[Task objective]
Return every record exactly as written.

■ ■ ■ ■ ■

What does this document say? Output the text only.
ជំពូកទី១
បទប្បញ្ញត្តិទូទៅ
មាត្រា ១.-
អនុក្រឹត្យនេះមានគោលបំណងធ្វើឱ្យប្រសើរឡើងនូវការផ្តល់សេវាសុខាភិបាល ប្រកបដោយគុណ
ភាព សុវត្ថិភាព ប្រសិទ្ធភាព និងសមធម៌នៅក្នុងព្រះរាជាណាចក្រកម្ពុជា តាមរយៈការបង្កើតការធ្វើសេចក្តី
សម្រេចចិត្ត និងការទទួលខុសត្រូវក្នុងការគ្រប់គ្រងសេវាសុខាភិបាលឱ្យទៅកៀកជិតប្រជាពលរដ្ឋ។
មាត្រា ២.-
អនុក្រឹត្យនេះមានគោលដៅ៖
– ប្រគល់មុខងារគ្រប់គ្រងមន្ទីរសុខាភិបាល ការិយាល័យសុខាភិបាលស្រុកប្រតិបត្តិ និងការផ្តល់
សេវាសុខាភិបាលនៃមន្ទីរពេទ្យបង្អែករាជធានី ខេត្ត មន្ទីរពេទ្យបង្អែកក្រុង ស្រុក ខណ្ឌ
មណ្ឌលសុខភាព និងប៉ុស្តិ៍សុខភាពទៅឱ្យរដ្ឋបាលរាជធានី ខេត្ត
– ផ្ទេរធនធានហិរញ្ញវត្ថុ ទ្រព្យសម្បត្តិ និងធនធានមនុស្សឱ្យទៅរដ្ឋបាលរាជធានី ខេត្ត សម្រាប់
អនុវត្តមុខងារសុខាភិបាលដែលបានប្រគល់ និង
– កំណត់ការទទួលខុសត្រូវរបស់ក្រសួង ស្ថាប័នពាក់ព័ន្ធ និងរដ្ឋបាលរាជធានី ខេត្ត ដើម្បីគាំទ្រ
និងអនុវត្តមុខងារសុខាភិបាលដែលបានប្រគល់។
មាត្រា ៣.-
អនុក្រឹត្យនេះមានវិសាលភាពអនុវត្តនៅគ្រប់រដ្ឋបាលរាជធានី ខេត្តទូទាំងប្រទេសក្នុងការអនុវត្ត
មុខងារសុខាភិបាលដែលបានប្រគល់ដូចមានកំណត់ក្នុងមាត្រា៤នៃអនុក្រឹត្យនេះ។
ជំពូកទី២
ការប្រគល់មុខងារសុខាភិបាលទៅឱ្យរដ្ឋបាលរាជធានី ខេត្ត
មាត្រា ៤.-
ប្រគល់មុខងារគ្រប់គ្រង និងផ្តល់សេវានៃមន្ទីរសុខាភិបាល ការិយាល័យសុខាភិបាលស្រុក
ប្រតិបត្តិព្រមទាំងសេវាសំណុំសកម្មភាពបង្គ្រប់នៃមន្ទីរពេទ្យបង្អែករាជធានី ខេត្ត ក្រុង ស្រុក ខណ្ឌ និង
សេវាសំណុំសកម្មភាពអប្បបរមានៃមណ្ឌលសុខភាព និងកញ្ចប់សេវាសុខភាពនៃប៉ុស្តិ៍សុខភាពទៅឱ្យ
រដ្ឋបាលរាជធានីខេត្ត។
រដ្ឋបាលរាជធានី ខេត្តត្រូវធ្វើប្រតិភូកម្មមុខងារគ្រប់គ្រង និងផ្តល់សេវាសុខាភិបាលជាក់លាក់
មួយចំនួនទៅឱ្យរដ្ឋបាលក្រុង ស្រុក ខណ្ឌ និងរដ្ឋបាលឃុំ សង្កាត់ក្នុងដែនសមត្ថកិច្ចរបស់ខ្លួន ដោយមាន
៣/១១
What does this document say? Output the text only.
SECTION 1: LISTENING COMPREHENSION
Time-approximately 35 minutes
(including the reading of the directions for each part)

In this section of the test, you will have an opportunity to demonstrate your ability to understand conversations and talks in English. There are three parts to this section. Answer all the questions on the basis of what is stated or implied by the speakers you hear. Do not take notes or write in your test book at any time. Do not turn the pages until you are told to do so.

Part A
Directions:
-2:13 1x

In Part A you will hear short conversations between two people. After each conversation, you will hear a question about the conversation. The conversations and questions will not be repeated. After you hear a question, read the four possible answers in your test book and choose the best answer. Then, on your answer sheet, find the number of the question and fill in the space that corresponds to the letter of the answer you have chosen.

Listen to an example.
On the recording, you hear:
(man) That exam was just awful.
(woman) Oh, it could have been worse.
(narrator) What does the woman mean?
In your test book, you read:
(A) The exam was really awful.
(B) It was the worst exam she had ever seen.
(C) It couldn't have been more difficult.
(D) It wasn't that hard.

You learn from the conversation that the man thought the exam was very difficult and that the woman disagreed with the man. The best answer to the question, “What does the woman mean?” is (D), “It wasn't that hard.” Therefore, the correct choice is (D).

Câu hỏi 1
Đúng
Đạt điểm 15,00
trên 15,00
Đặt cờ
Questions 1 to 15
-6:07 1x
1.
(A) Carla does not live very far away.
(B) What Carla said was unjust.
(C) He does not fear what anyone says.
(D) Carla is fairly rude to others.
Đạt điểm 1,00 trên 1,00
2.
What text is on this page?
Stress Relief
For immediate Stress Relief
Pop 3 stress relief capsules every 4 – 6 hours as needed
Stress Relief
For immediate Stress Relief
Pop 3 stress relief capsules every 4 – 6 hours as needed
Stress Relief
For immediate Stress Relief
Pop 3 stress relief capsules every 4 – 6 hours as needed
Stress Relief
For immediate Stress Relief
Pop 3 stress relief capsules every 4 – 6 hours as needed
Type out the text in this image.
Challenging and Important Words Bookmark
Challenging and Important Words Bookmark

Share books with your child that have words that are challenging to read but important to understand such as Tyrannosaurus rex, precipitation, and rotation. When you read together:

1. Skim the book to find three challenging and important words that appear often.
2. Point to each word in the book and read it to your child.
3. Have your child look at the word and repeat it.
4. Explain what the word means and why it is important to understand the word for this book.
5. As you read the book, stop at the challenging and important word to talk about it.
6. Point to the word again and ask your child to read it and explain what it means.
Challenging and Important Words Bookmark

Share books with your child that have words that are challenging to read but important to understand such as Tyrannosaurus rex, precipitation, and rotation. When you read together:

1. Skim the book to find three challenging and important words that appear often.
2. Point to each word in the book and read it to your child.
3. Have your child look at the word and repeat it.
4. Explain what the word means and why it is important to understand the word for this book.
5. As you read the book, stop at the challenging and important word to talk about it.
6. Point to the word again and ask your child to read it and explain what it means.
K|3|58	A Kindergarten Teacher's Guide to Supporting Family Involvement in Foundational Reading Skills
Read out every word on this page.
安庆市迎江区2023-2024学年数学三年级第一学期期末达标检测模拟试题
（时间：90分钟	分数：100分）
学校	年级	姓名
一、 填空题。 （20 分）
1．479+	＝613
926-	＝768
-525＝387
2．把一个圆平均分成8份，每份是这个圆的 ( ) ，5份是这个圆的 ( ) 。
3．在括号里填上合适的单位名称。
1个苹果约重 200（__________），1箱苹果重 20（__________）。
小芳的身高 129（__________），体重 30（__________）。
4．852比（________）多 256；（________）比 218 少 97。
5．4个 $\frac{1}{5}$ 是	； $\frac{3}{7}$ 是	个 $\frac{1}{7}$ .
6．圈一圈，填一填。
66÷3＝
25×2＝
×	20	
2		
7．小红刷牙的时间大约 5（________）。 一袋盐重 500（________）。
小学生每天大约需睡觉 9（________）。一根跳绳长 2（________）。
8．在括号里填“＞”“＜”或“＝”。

■ ■ ■ ■ ■

[Finished task]
What does this document say? Output the text only.
ជំពូកទី១
បទប្បញ្ញត្តិទូទៅ
មាត្រា ១.-
អនុក្រឹត្យនេះមានគោលបំណងធ្វើឱ្យប្រសើរឡើងនូវការផ្តល់សេវាសុខាភិបាល ប្រកបដោយគុណ
ភាព សុវត្ថិភាព ប្រសិទ្ធភាព និងសមធម៌នៅក្នុងព្រះរាជាណាចក្រកម្ពុជា តាមរយៈការបង្កើតការធ្វើសេចក្តី
សម្រេចចិត្ត និងការទទួលខុសត្រូវក្នុងការគ្រប់គ្រងសេវាសុខាភិបាលឱ្យទៅកៀកជិតប្រជាពលរដ្ឋ។
មាត្រា ២.-
អនុក្រឹត្យនេះមានគោលដៅ៖
– ប្រគល់មុខងារគ្រប់គ្រងមន្ទីរសុខាភិបាល ការិយាល័យសុខាភិបាលស្រុកប្រតិបត្តិ និងការផ្តល់
សេវាសុខាភិបាលនៃមន្ទីរពេទ្យបង្អែករាជធានី ខេត្ត មន្ទីរពេទ្យបង្អែកក្រុង ស្រុក ខណ្ឌ
មណ្ឌលសុខភាព និងប៉ុស្តិ៍សុខភាពទៅឱ្យរដ្ឋបាលរាជធានី ខេត្ត
– ផ្ទេរធនធានហិរញ្ញវត្ថុ ទ្រព្យសម្បត្តិ និងធនធានមនុស្សឱ្យទៅរដ្ឋបាលរាជធានី ខេត្ត សម្រាប់
អនុវត្តមុខងារសុខាភិបាលដែលបានប្រគល់ និង
– កំណត់ការទទួលខុសត្រូវរបស់ក្រសួង ស្ថាប័នពាក់ព័ន្ធ និងរដ្ឋបាលរាជធានី ខេត្ត ដើម្បីគាំទ្រ
និងអនុវត្តមុខងារសុខាភិបាលដែលបានប្រគល់។
មាត្រា ៣.-
អនុក្រឹត្យនេះមានវិសាលភាពអនុវត្តនៅគ្រប់រដ្ឋបាលរាជធានី ខេត្តទូទាំងប្រទេសក្នុងការអនុវត្ត
មុខងារសុខាភិបាលដែលបានប្រគល់ដូចមានកំណត់ក្នុងមាត្រា៤នៃអនុក្រឹត្យនេះ។
ជំពូកទី២
ការប្រគល់មុខងារសុខាភិបាលទៅឱ្យរដ្ឋបាលរាជធានី ខេត្ត
មាត្រា ៤.-
ប្រគល់មុខងារគ្រប់គ្រង និងផ្តល់សេវានៃមន្ទីរសុខាភិបាល ការិយាល័យសុខាភិបាលស្រុក
ប្រតិបត្តិព្រមទាំងសេវាសំណុំសកម្មភាពបង្គ្រប់នៃមន្ទីរពេទ្យបង្អែករាជធានី ខេត្ត ក្រុង ស្រុក ខណ្ឌ និង
សេវាសំណុំសកម្មភាពអប្បបរមានៃមណ្ឌលសុខភាព និងកញ្ចប់សេវាសុខភាពនៃប៉ុស្តិ៍សុខភាពទៅឱ្យ
រដ្ឋបាលរាជធានីខេត្ត។
រដ្ឋបាលរាជធានី ខេត្តត្រូវធ្វើប្រតិភូកម្មមុខងារគ្រប់គ្រង និងផ្តល់សេវាសុខាភិបាលជាក់លាក់
មួយចំនួនទៅឱ្យរដ្ឋបាលក្រុង ស្រុក ខណ្ឌ និងរដ្ឋបាលឃុំ សង្កាត់ក្នុងដែនសមត្ថកិច្ចរបស់ខ្លួន ដោយមាន
៣/១១
What does this document say? Output the text only.
SECTION 1: LISTENING COMPREHENSION
Time-approximately 35 minutes
(including the reading of the directions for each part)

In this section of the test, you will have an opportunity to demonstrate your ability to understand conversations and talks in English. There are three parts to this section. Answer all the questions on the basis of what is stated or implied by the speakers you hear. Do not take notes or write in your test book at any time. Do not turn the pages until you are told to do so.

Part A
Directions:
-2:13 1x

In Part A you will hear short conversations between two people. After each conversation, you will hear a question about the conversation. The conversations and questions will not be repeated. After you hear a question, read the four possible answers in your test book and choose the best answer. Then, on your answer sheet, find the number of the question and fill in the space that corresponds to the letter of the answer you have chosen.

Listen to an example.
On the recording, you hear:
(man) That exam was just awful.
(woman) Oh, it could have been worse.
(narrator) What does the woman mean?
In your test book, you read:
(A) The exam was really awful.
(B) It was the worst exam she had ever seen.
(C) It couldn't have been more difficult.
(D) It wasn't that hard.

You learn from the conversation that the man thought the exam was very difficult and that the woman disagreed with the man. The best answer to the question, “What does the woman mean?” is (D), “It wasn't that hard.” Therefore, the correct choice is (D).

Câu hỏi 1
Đúng
Đạt điểm 15,00
trên 15,00
Đặt cờ
Questions 1 to 15
-6:07 1x
1.
(A) Carla does not live very far away.
(B) What Carla said was unjust.
(C) He does not fear what anyone says.
(D) Carla is fairly rude to others.
Đạt điểm 1,00 trên 1,00
2.
What text is on this page?
Stress Relief
For immediate Stress Relief
Pop 3 stress relief capsules every 4 – 6 hours as needed
Stress Relief
For immediate Stress Relief
Pop 3 stress relief capsules every 4 – 6 hours as needed
Stress Relief
For immediate Stress Relief
Pop 3 stress relief capsules every 4 – 6 hours as needed
Stress Relief
For immediate Stress Relief
Pop 3 stress relief capsules every 4 – 6 hours as needed
Type out the text in this image.
Challenging and Important Words Bookmark
Challenging and Important Words Bookmark

Share books with your child that have words that are challenging to read but important to understand such as Tyrannosaurus rex, precipitation, and rotation. When you read together:

1. Skim the book to find three challenging and important words that appear often.
2. Point to each word in the book and read it to your child.
3. Have your child look at the word and repeat it.
4. Explain what the word means and why it is important to understand the word for this book.
5. As you read the book, stop at the challenging and important word to talk about it.
6. Point to the word again and ask your child to read it and explain what it means.
Challenging and Important Words Bookmark

Share books with your child that have words that are challenging to read but important to understand such as Tyrannosaurus rex, precipitation, and rotation. When you read together:

1. Skim the book to find three challenging and important words that appear often.
2. Point to each word in the book and read it to your child.
3. Have your child look at the word and repeat it.
4. Explain what the word means and why it is important to understand the word for this book.
5. As you read the book, stop at the challenging and important word to talk about it.
6. Point to the word again and ask your child to read it and explain what it means.
K|3|58	A Kindergarten Teacher's Guide to Supporting Family Involvement in Foundational Reading Skills
Read out every word on this page.
安庆市迎江区2023-2024学年数学三年级第一学期期末达标检测模拟试题
（时间：90分钟	分数：100分）
学校	年级	姓名
一、 填空题。 （20 分）
1．479+	＝613
926-	＝768
-525＝387
2．把一个圆平均分成8份，每份是这个圆的 ( ) ，5份是这个圆的 ( ) 。
3．在括号里填上合适的单位名称。
1个苹果约重 200（__________），1箱苹果重 20（__________）。
小芳的身高 129（__________），体重 30（__________）。
4．852比（________）多 256；（________）比 218 少 97。
5．4个 $\frac{1}{5}$ 是	； $\frac{3}{7}$ 是	个 $\frac{1}{7}$ .
6．圈一圈，填一填。
66÷3＝
25×2＝
×	20	
2		
7．小红刷牙的时间大约 5（________）。 一袋盐重 500（________）。
小学生每天大约需睡觉 9（________）。一根跳绳长 2（________）。
8．在括号里填“＞”“＜”或“＝”。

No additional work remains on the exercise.